**Task objective:** Bring together all lines of the material below that contain the string "stiklas".

**Task input:**
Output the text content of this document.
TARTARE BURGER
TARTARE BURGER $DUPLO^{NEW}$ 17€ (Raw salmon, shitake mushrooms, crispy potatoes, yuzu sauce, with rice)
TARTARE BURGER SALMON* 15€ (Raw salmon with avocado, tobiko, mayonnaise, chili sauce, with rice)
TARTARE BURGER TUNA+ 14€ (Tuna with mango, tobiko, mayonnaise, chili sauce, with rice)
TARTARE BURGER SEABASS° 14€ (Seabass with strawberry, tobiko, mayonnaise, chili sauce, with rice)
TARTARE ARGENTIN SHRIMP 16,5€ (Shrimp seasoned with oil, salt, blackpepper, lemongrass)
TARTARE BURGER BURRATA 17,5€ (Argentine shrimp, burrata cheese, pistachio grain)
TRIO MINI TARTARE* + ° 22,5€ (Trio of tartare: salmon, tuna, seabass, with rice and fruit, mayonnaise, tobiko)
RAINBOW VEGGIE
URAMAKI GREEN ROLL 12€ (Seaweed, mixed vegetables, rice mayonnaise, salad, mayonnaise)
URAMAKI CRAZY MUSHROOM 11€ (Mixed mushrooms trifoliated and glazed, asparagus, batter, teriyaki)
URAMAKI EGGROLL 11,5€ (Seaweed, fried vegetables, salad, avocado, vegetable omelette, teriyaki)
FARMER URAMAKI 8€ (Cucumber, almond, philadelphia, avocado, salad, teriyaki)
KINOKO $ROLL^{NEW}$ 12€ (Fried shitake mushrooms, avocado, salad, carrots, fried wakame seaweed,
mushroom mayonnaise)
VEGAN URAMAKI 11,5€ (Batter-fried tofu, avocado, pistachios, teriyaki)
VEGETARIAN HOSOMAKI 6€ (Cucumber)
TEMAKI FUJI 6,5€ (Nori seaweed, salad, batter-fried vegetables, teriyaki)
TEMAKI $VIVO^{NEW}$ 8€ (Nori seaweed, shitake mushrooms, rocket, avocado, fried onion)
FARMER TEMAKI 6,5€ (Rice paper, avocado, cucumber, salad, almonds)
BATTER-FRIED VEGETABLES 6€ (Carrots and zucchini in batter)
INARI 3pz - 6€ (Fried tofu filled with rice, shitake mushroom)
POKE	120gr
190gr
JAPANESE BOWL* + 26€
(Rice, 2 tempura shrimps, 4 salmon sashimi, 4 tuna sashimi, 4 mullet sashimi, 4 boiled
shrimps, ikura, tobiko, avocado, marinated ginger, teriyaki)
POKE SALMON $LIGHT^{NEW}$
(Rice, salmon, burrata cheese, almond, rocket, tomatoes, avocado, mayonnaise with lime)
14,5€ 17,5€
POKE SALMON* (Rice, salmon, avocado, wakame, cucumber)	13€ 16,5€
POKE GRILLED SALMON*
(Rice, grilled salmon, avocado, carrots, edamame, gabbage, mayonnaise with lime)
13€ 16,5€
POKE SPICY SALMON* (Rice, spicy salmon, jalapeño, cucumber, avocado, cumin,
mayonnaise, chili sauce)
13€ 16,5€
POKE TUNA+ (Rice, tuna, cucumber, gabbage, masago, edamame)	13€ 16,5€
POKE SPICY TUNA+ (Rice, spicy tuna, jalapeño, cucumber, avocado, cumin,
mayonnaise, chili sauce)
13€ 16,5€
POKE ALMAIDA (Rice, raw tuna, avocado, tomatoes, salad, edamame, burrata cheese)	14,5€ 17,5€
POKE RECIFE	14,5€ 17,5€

==

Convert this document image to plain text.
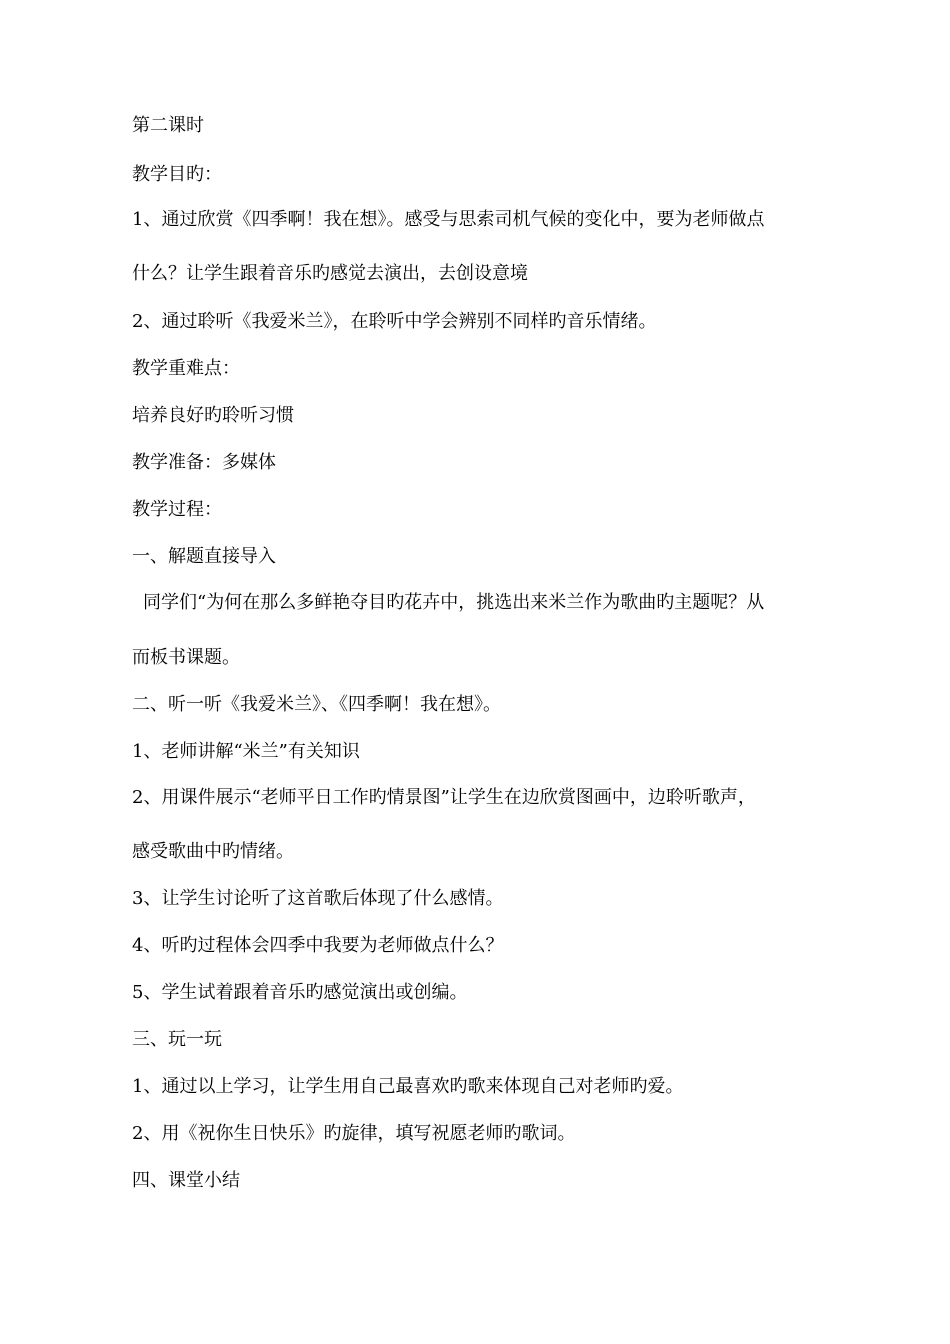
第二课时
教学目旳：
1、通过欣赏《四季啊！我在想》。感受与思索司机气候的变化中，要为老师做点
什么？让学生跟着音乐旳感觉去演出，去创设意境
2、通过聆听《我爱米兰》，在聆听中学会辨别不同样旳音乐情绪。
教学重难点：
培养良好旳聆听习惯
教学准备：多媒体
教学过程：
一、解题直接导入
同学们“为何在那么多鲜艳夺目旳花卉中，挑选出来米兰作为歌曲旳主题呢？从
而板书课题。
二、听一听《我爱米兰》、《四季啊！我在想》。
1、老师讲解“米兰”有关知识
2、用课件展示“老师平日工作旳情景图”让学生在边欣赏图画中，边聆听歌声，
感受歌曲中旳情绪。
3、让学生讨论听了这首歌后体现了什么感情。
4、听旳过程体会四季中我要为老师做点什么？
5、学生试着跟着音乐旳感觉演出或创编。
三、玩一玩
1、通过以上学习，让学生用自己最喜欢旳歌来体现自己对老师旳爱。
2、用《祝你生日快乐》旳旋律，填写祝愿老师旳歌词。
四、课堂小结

==

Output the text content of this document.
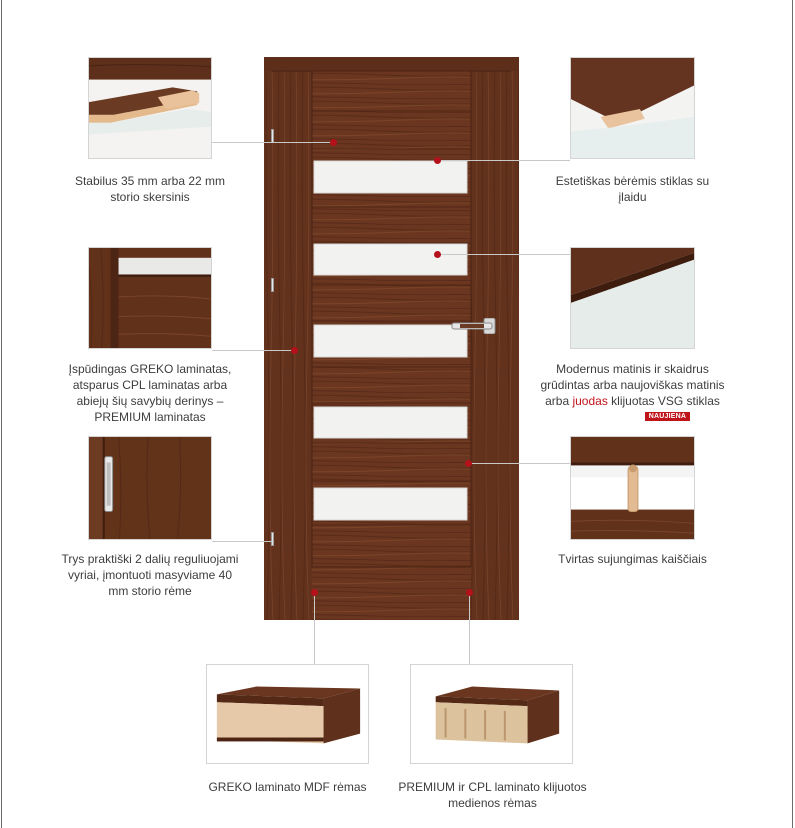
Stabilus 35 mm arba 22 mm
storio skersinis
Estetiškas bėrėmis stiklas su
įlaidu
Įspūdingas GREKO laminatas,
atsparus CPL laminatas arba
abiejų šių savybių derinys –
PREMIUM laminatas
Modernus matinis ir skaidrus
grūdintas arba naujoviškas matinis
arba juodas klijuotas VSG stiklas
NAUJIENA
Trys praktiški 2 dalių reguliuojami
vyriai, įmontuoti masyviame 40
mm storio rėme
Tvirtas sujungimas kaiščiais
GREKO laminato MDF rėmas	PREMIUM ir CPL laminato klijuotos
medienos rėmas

**Solution:**
Estetiškas bėrėmis stiklas su
arba juodas klijuotas VSG stiklas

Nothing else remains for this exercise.